- [Fragmento proporcionado]:
----

Este libro nació sin pedir permiso.
No fue escrito desde la distancia académica ni desde la comodidad del archivo, sino desde la calle, desde los talleres, desde las salas prestadas y desde los silencios que uno aprendió a descifrar para sobrevivir. Provino de la experiencia directa, de la memoria que se guarda en el cuerpo, de los gestos mínimos que sostuvieron la vida cuando la historia parecía derrumbarse.
Lo que aquí se cuenta no es teoría: es vivencia. Es la respiración de un país que resistió con lo que tenía a mano: una guitarra, un cuaderno, una olla común, un taller improvisado, una radio comunitaria que apenas alcanzaba a cruzar la noche, una quebrada que aportaba resiliencia.
Cada capítulo es un tramo de esa caminata. El primero mira hacia atrás, hacia la raíz larga del movimiento popular, porque nadie resiste sin memoria. Los demás están escritos desde la intemperie y la fragilidad compartida. Son escenas vividas, escuchadas, acompañadas. No son historias prestadas: son rostros, calles, miradas, cantos, pérdidas y reencuentros.
Si algo aprendí en esos años es que la cultura popular no fue un adorno ni un lujo: fue la forma que encontró el pueblo para no quebrarse. Fue claridad en medio de la penumbra.
En cada taller, festival o reunión clandestina se esparcía una semilla que nadie podía limitar. La dictadura podía clausurar centros culturales, pero no la imaginación. Podía prohibir reuniones, pero no impedir que la gente se mirara a los ojos. Podía quemar libros, pero no la memoria que pasa de boca en boca.
Este libro intenta devolverle nombre a lo que no lo tuvo, darle cuerpo a lo que quedó suspendido, reconocer la dignidad de quienes sostuvieron la vida cuando la vida parecía insostenible.
No busca hacer justicia —la justicia es otra cosa—, sino evitar el olvido. Se escribió para que la memoria popular no quede reducida a una nota al pie.
Para que quienes vienen después sepan que hubo un tiempo en que la cultura fue refugio, trinchera, abrazo, pan compartido, canto a media voz, teatro en patios de tierra, greda moldeada por manos que venían del carbón, radio comunitaria que iluminaba la noche.
Hoy, al volver la vista atrás, aparece el dolor. Pero también la fuerza que brotó en los lugares más improbables: un botiquín levantado en una mediagua, un festival en plena dictadura, una escuela de democracia antes de que volviera la democracia, un mural pintado de madrugada, una mujer que descubría su voz en un taller, un joven que encontraba sentido en un escenario improvisado, un barrio que se encontraba a sí mismo.

----

(Datos de análisis del diseño de página)
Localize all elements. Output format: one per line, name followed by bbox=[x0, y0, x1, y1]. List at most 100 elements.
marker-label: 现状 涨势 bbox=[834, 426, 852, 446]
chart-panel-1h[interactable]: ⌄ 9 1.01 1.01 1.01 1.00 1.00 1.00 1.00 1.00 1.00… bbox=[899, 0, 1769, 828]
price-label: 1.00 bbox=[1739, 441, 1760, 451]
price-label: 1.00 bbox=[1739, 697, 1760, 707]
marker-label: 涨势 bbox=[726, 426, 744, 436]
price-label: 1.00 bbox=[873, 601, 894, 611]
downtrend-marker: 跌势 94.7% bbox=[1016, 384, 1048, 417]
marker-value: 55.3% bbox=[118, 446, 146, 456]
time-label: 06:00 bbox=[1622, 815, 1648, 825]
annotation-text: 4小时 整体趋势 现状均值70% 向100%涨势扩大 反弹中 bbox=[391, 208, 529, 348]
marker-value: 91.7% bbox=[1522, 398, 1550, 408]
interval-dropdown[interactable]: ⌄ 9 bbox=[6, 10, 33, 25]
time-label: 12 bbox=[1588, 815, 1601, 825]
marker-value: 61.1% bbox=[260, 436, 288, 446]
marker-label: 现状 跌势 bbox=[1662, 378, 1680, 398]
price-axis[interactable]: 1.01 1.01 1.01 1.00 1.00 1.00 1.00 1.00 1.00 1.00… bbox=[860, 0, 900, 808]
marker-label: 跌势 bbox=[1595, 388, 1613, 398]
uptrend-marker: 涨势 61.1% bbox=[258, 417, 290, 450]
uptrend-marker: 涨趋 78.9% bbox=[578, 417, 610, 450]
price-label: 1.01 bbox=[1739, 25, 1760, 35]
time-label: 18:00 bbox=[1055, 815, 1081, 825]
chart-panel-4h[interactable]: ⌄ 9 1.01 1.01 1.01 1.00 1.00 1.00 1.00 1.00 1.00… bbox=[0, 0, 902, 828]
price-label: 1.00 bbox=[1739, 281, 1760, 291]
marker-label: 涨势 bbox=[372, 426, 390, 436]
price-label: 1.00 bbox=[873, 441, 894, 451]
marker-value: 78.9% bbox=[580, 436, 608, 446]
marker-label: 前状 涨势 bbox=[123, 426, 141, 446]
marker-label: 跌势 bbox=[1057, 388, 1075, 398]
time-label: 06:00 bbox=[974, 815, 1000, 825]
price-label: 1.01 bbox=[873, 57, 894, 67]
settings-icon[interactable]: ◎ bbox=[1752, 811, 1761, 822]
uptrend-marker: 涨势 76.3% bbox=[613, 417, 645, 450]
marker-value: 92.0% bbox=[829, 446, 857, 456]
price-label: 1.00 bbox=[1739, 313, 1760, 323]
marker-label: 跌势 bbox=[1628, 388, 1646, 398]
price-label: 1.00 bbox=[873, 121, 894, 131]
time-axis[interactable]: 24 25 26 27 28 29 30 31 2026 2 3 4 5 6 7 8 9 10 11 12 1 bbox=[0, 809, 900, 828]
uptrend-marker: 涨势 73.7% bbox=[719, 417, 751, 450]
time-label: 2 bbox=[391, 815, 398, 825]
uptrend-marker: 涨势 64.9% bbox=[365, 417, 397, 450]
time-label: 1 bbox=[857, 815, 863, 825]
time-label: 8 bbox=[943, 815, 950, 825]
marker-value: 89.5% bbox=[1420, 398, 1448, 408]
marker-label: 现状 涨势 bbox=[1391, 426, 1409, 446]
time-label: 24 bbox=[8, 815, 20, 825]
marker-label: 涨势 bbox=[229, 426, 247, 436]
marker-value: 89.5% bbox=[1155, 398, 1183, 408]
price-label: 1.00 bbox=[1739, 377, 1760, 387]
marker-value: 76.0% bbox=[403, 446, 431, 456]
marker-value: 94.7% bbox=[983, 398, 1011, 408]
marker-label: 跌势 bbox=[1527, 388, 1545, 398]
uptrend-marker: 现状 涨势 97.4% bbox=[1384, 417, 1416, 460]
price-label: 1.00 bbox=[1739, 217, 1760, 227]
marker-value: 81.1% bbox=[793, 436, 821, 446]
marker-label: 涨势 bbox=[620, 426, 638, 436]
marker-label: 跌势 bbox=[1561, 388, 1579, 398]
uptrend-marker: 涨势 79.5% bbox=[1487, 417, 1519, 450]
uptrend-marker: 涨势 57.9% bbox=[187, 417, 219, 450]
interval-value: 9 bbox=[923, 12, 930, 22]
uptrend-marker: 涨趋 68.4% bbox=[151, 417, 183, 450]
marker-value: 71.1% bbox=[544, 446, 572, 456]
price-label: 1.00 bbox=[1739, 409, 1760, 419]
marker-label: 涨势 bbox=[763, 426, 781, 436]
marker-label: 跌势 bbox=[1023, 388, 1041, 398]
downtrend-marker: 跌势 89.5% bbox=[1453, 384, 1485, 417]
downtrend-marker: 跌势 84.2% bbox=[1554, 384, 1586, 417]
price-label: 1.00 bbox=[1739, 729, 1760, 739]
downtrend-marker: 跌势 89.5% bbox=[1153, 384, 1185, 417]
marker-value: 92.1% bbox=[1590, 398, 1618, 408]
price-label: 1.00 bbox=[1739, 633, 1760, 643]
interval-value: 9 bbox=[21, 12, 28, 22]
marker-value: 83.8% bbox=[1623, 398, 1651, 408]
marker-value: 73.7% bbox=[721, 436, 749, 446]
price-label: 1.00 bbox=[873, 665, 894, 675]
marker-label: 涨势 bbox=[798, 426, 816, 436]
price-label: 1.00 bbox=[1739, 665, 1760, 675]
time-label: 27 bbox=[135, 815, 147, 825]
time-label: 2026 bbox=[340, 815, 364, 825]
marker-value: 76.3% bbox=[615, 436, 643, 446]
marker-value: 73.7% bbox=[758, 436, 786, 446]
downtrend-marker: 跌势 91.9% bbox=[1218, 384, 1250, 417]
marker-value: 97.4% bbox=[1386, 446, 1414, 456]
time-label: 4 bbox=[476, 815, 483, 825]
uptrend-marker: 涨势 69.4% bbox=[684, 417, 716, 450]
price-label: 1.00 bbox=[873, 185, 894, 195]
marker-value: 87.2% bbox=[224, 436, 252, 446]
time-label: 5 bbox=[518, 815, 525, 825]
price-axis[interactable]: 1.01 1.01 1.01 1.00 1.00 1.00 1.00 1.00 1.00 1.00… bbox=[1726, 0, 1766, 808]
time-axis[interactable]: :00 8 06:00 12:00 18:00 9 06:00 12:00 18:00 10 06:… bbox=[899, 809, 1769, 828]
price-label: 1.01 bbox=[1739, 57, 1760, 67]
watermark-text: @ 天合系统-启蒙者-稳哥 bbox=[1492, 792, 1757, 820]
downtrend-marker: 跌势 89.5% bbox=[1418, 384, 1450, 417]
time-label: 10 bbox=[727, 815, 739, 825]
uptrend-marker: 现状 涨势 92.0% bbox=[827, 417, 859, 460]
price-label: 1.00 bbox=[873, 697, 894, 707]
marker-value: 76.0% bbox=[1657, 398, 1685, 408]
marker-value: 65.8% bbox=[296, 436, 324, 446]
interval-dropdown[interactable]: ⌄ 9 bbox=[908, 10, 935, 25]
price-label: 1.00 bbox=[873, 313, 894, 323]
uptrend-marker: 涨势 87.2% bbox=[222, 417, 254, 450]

----

- [Actividades]:
1. Reescribe el texto sobre la cultura popular empezando en las palabras "No busca hacer" y terminando tras "iluminaba la noche."; en ese tramo, sustituye "refugio" por "amparo".
2. Responde estas preguntas según el texto sobre la cultura popular.
(a) ¿Qué podía clausurar la dictadura, aunque no pudiera clausurar la imaginación?
(b) ¿Hacia dónde mira el primer capítulo del libro?
(c) ¿Qué busca evitar el libro?
3. Prolonga el texto sobre la cultura popular a partir de su última oración.

- [Solucionario]:
1.
No busca hacer justicia —la justicia es otra cosa—, sino evitar el olvido. Se escribió para que la memoria popular no quede reducida a una nota al pie.
Para que quienes vienen después sepan que hubo un tiempo en que la cultura fue amparo, trinchera, abrazo, pan compartido, canto a media voz, teatro en patios de tierra, greda moldeada por manos que venían del carbón, radio comunitaria que iluminaba la noche.

2.
(a) Centros culturales.
(b) Hacia atrás, hacia la raíz larga del movimiento popular.
(c) El olvido.

3.
Un país que, aun herido, siguió sembrando.
Este libro no es un cierre: es un cauce. Un río que viene de lejos y seguirá su curso mientras haya alguien dispuesto a recordar, crear, organizar, cantar, escribir, acompañar, sembrar.
Porque la memoria popular no se extingue: se transforma, se adapta, germina, vuelve.
Y porque lo que nos sostuvo no fue la épica, sino el nosotros: ese tejido frágil y persistente hecho de gestos mínimos, afectos y palabras compartidas.
Este libro es mi manera de decir que estuvimos aquí. Que no nos borraron. Que seguimos sembrando.
Y es aquí donde la figura del joven Allende vuelve a aparecer. No como estatua ni consigna, sino como símbolo de continuidad.
Porque en cada taller, mural o gesto de fraternidad había algo de ese joven que caminaba por Valparaíso con los bolsillos llenos de preguntas y el corazón lleno de futuro.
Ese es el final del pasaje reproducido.